Tally the lines in the listing below that contain "this" and report the tally alone.
--- MATERIAL PROVIDED ---
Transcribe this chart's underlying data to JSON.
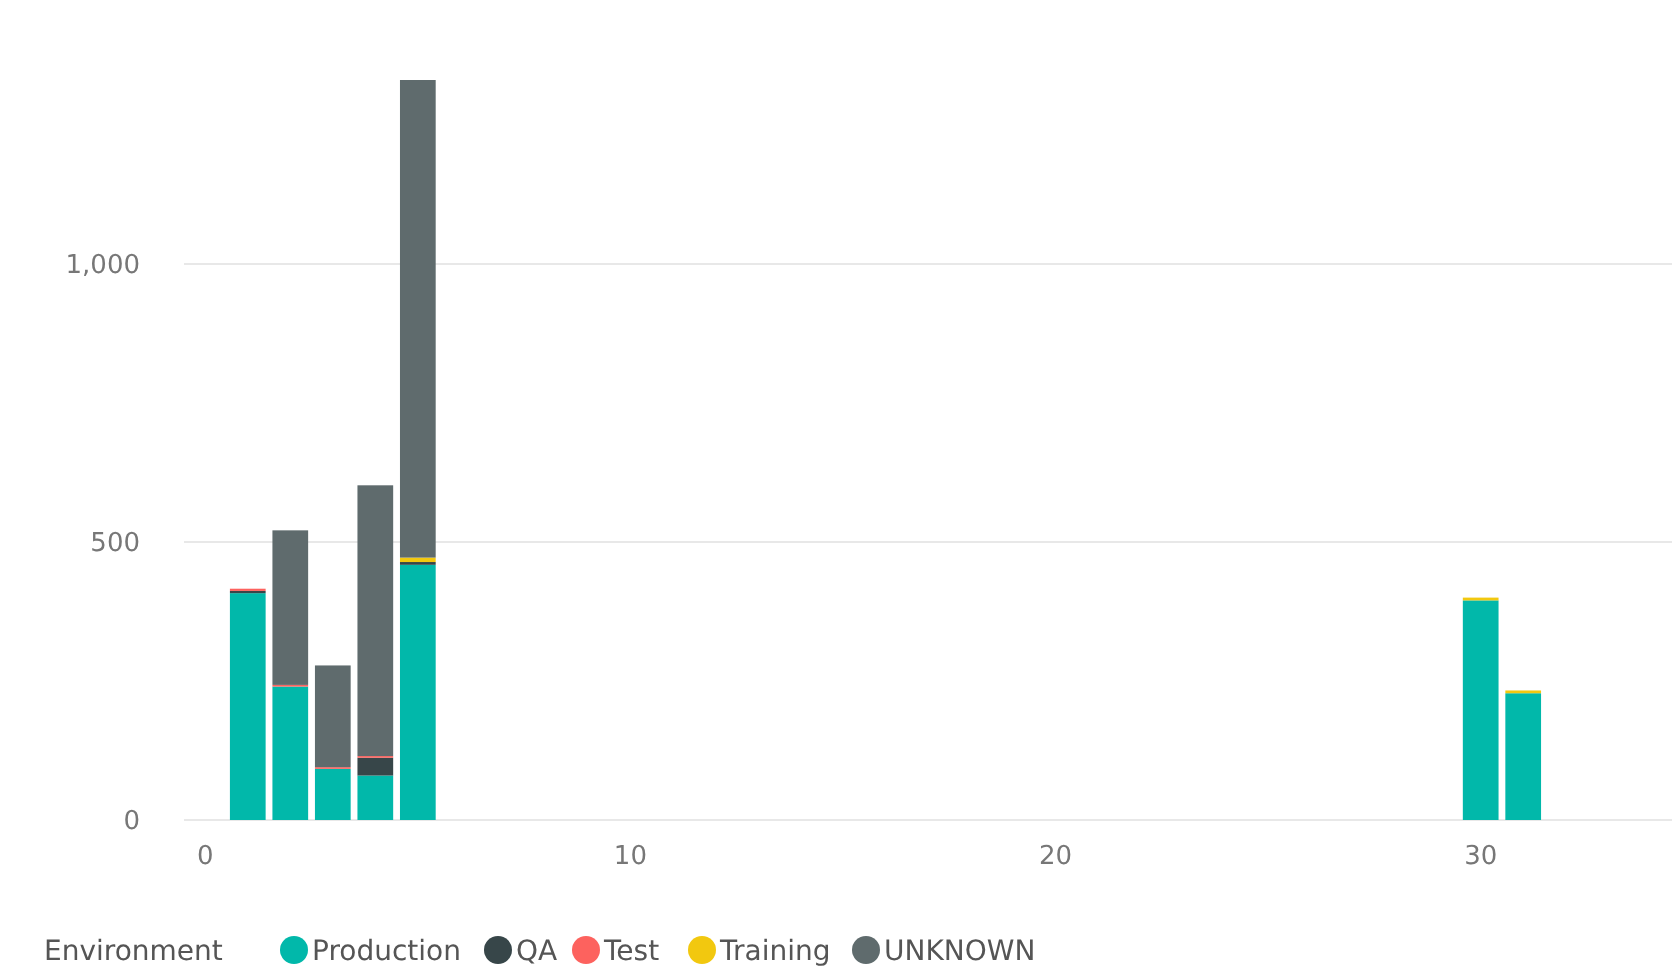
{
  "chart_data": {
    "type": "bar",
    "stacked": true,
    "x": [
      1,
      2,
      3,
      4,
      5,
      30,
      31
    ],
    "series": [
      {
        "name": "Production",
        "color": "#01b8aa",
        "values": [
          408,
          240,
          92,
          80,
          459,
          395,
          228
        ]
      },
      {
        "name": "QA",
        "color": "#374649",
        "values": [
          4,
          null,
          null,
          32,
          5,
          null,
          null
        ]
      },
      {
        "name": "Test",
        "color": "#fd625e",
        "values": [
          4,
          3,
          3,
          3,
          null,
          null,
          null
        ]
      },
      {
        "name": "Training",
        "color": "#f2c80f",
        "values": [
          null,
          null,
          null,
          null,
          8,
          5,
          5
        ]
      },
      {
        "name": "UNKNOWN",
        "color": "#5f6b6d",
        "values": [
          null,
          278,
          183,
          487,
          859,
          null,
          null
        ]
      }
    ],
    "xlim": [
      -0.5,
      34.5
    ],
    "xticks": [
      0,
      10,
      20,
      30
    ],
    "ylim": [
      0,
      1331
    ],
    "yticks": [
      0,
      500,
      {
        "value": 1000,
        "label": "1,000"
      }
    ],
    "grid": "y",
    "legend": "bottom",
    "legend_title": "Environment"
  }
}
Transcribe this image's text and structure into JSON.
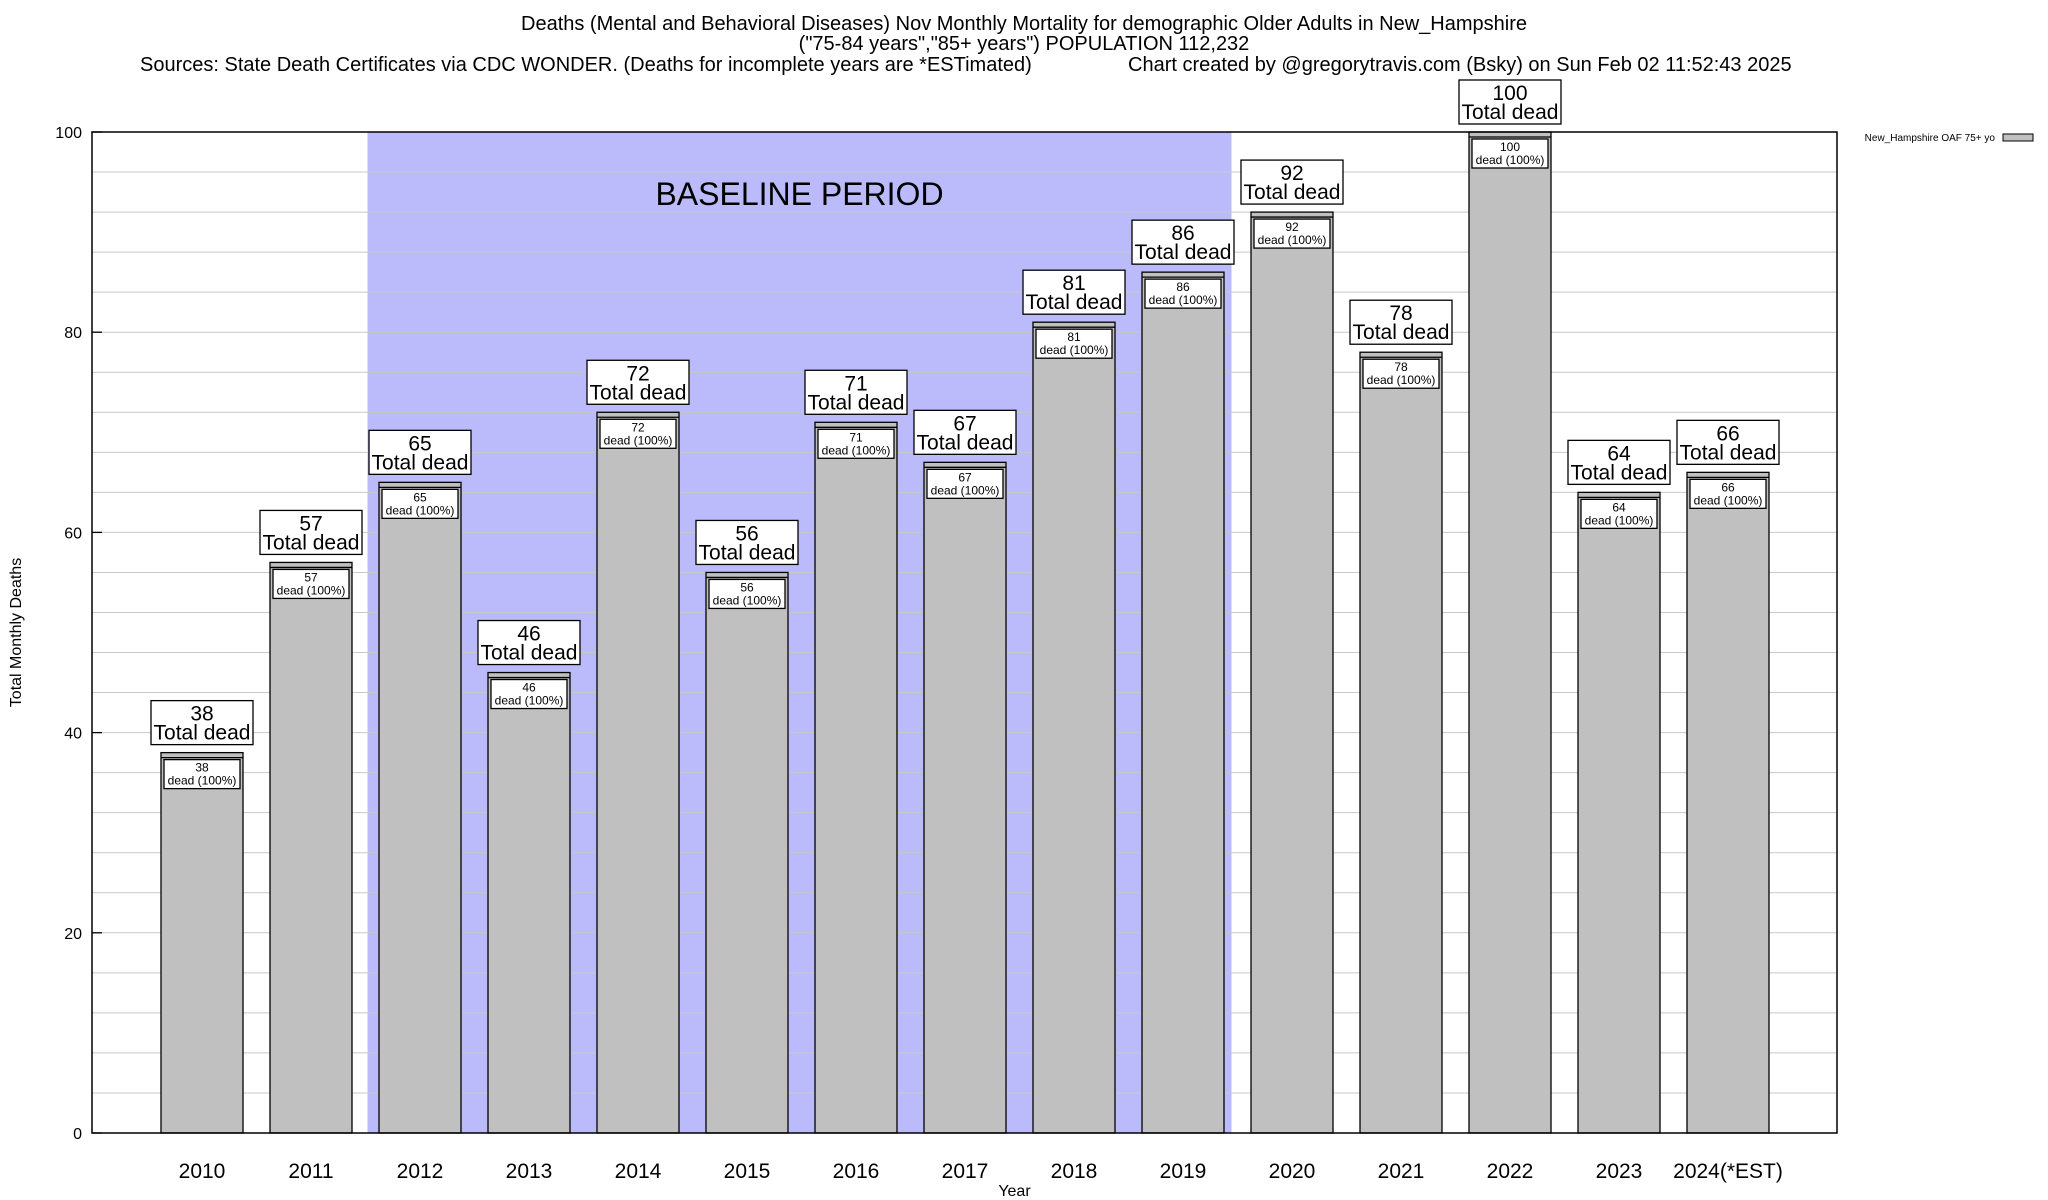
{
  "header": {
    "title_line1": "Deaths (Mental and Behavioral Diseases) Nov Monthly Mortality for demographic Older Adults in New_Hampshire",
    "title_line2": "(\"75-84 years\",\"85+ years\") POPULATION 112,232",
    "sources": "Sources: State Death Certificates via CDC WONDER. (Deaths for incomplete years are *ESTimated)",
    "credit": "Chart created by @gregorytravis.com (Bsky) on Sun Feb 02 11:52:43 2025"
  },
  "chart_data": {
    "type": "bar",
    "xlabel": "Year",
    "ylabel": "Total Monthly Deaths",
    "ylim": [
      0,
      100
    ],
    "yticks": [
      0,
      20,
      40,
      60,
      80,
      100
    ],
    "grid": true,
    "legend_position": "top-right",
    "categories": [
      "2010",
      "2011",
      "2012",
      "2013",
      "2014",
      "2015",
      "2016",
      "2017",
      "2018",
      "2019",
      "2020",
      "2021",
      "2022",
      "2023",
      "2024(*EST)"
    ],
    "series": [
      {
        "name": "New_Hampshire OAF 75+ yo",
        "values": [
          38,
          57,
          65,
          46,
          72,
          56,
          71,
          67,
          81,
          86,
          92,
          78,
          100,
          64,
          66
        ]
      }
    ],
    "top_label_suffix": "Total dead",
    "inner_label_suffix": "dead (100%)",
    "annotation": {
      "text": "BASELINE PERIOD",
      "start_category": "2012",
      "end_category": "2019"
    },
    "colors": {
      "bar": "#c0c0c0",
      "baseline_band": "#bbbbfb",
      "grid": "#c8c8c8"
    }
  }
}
---
→ **RESPONSE TO THE EXERCISE**
2